Material:
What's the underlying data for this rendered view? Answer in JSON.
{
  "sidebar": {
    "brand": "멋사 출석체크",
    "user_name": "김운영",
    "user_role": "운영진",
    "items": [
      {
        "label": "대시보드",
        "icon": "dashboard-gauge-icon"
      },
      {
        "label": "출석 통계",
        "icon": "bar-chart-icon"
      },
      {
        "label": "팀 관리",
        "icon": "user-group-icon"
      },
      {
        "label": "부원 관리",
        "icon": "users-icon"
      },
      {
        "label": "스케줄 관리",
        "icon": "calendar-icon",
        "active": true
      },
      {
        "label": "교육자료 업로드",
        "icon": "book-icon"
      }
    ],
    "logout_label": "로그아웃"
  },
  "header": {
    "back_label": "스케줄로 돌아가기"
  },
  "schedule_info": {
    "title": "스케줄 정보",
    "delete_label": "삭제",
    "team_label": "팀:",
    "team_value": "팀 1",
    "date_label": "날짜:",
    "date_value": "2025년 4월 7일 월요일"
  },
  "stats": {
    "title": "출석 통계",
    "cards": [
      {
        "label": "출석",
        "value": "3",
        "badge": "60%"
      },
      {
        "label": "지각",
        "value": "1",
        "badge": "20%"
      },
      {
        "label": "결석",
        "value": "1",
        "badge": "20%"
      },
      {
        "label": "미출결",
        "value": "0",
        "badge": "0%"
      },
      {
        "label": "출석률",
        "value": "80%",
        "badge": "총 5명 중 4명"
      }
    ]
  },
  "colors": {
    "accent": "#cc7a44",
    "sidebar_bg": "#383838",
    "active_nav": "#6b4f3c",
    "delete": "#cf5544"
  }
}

Directions: Write out every line of the records exactly.

Solution for this problem:
What's the underlying data for this rendered view? Answer in JSON.
{
  "sidebar": {
    "brand": "멋사 출석체크",
    "user_name": "김운영",
    "user_role": "운영진",
    "items": [
      {
        "label": "대시보드",
        "icon": "dashboard-gauge-icon"
      },
      {
        "label": "출석 통계",
        "icon": "bar-chart-icon"
      },
      {
        "label": "팀 관리",
        "icon": "user-group-icon"
      },
      {
        "label": "부원 관리",
        "icon": "users-icon"
      },
      {
        "label": "스케줄 관리",
        "icon": "calendar-icon",
        "active": true
      },
      {
        "label": "교육자료 업로드",
        "icon": "book-icon"
      }
    ],
    "logout_label": "로그아웃"
  },
  "header": {
    "back_label": "스케줄로 돌아가기"
  },
  "schedule_info": {
    "title": "스케줄 정보",
    "delete_label": "삭제",
    "team_label": "팀:",
    "team_value": "팀 1",
    "date_label": "날짜:",
    "date_value": "2025년 4월 7일 월요일"
  },
  "stats": {
    "title": "출석 통계",
    "cards": [
      {
        "label": "출석",
        "value": "3",
        "badge": "60%"
      },
      {
        "label": "지각",
        "value": "1",
        "badge": "20%"
      },
      {
        "label": "결석",
        "value": "1",
        "badge": "20%"
      },
      {
        "label": "미출결",
        "value": "0",
        "badge": "0%"
      },
      {
        "label": "출석률",
        "value": "80%",
        "badge": "총 5명 중 4명"
      }
    ]
  },
  "colors": {
    "accent": "#cc7a44",
    "sidebar_bg": "#383838",
    "active_nav": "#6b4f3c",
    "delete": "#cf5544"
  }
}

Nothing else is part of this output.